>> start The records

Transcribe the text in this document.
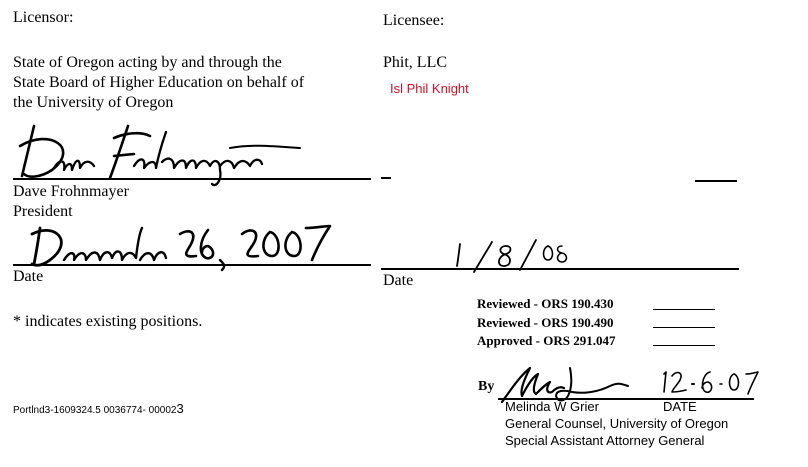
Licensor:
State of Oregon acting by and through the
State Board of Higher Education on behalf of
the University of Oregon
Dave Frohnmayer
President
Date
* indicates existing positions.
Portlnd3-1609324.5 0036774- 000023
Licensee:
Phit, LLC
Isl Phil Knight
Date
Reviewed - ORS 190.430
Reviewed - ORS 190.490
Approved - ORS 291.047
By
Melinda W Grier	DATE
General Counsel, University of Oregon
Special Assistant Attorney General
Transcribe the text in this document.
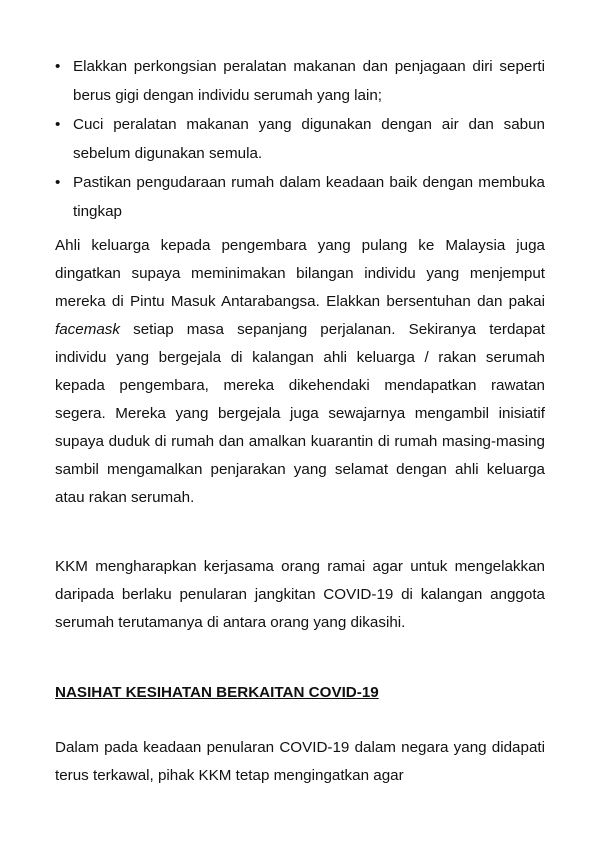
• Elakkan perkongsian peralatan makanan dan penjagaan diri seperti berus gigi dengan individu serumah yang lain;
• Cuci peralatan makanan yang digunakan dengan air dan sabun sebelum digunakan semula.
• Pastikan pengudaraan rumah dalam keadaan baik dengan membuka tingkap

Ahli keluarga kepada pengembara yang pulang ke Malaysia juga dingatkan supaya meminimakan bilangan individu yang menjemput mereka di Pintu Masuk Antarabangsa. Elakkan bersentuhan dan pakai facemask setiap masa sepanjang perjalanan. Sekiranya terdapat individu yang bergejala di kalangan ahli keluarga / rakan serumah kepada pengembara, mereka dikehendaki mendapatkan rawatan segera. Mereka yang bergejala juga sewajarnya mengambil inisiatif supaya duduk di rumah dan amalkan kuarantin di rumah masing-masing sambil mengamalkan penjarakan yang selamat dengan ahli keluarga atau rakan serumah.

KKM mengharapkan kerjasama orang ramai agar untuk mengelakkan daripada berlaku penularan jangkitan COVID-19 di kalangan anggota serumah terutamanya di antara orang yang dikasihi.

NASIHAT KESIHATAN BERKAITAN COVID-19

Dalam pada keadaan penularan COVID-19 dalam negara yang didapati terus terkawal, pihak KKM tetap mengingatkan agar
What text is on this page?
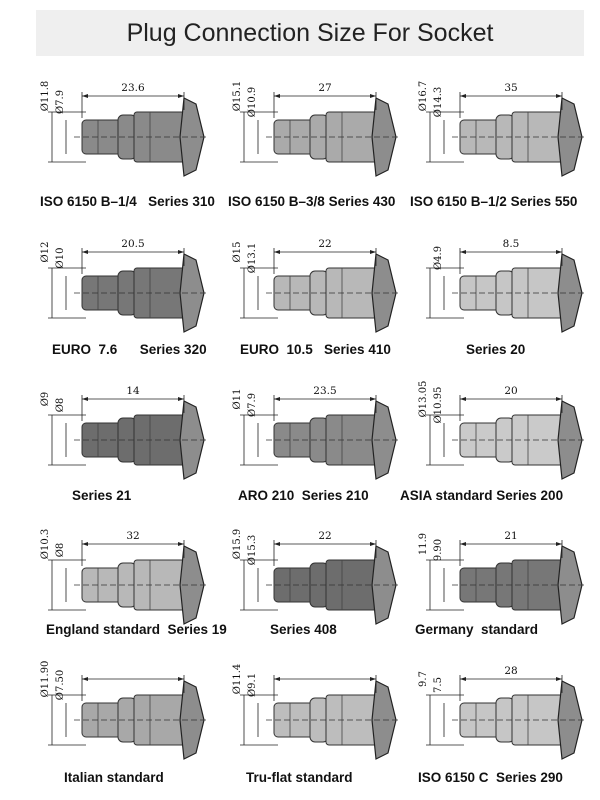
Plug Connection Size For Socket
23.6
Ø11.8 Ø7.9
ISO 6150 B–1/4   Series 310
27
Ø15.1 Ø10.9
ISO 6150 B–3/8 Series 430
35
Ø16.7 Ø14.3
ISO 6150 B–1/2 Series 550
20.5
Ø12 Ø10
EURO  7.6      Series 320
22
Ø15 Ø13.1
EURO  10.5   Series 410
8.5
Ø4.9
Series 20
14
Ø9 Ø8
Series 21
23.5
Ø11 Ø7.9
ARO 210  Series 210
20
Ø13.05 Ø10.95
ASIA standard Series 200
32
Ø10.3 Ø8
England standard  Series 19
22
Ø15.9 Ø15.3
Series 408
21
11.9 9.90
Germany  standard
Ø11.90 Ø7.50
Italian standard
Ø11.4 Ø9.1
Tru-flat standard
28
9.7 7.5
ISO 6150 C  Series 290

>> end The records

* Exercise instructions *
Repeat each entry precisely as it appears. Leave the pictures out.

* Task answer *
Transcribe the text in this document.
Licensor:
State of Oregon acting by and through the
State Board of Higher Education on behalf of
the University of Oregon
Dave Frohnmayer
President
Date
* indicates existing positions.
Portlnd3-1609324.5 0036774- 000023
Licensee:
Phit, LLC
Isl Phil Knight
Date
Reviewed - ORS 190.430
Reviewed - ORS 190.490
Approved - ORS 291.047
By
Melinda W Grier	DATE
General Counsel, University of Oregon
Special Assistant Attorney General
Transcribe the text in this document.
• Elakkan perkongsian peralatan makanan dan penjagaan diri seperti berus gigi dengan individu serumah yang lain;
• Cuci peralatan makanan yang digunakan dengan air dan sabun sebelum digunakan semula.
• Pastikan pengudaraan rumah dalam keadaan baik dengan membuka tingkap

Ahli keluarga kepada pengembara yang pulang ke Malaysia juga dingatkan supaya meminimakan bilangan individu yang menjemput mereka di Pintu Masuk Antarabangsa. Elakkan bersentuhan dan pakai facemask setiap masa sepanjang perjalanan. Sekiranya terdapat individu yang bergejala di kalangan ahli keluarga / rakan serumah kepada pengembara, mereka dikehendaki mendapatkan rawatan segera. Mereka yang bergejala juga sewajarnya mengambil inisiatif supaya duduk di rumah dan amalkan kuarantin di rumah masing-masing sambil mengamalkan penjarakan yang selamat dengan ahli keluarga atau rakan serumah.

KKM mengharapkan kerjasama orang ramai agar untuk mengelakkan daripada berlaku penularan jangkitan COVID-19 di kalangan anggota serumah terutamanya di antara orang yang dikasihi.

NASIHAT KESIHATAN BERKAITAN COVID-19

Dalam pada keadaan penularan COVID-19 dalam negara yang didapati terus terkawal, pihak KKM tetap mengingatkan agar
What text is on this page?
Plug Connection Size For Socket
23.6
Ø11.8 Ø7.9
ISO 6150 B–1/4   Series 310
27
Ø15.1 Ø10.9
ISO 6150 B–3/8 Series 430
35
Ø16.7 Ø14.3
ISO 6150 B–1/2 Series 550
20.5
Ø12 Ø10
EURO  7.6      Series 320
22
Ø15 Ø13.1
EURO  10.5   Series 410
8.5
Ø4.9
Series 20
14
Ø9 Ø8
Series 21
23.5
Ø11 Ø7.9
ARO 210  Series 210
20
Ø13.05 Ø10.95
ASIA standard Series 200
32
Ø10.3 Ø8
England standard  Series 19
22
Ø15.9 Ø15.3
Series 408
21
11.9 9.90
Germany  standard
Ø11.90 Ø7.50
Italian standard
Ø11.4 Ø9.1
Tru-flat standard
28
9.7 7.5
ISO 6150 C  Series 290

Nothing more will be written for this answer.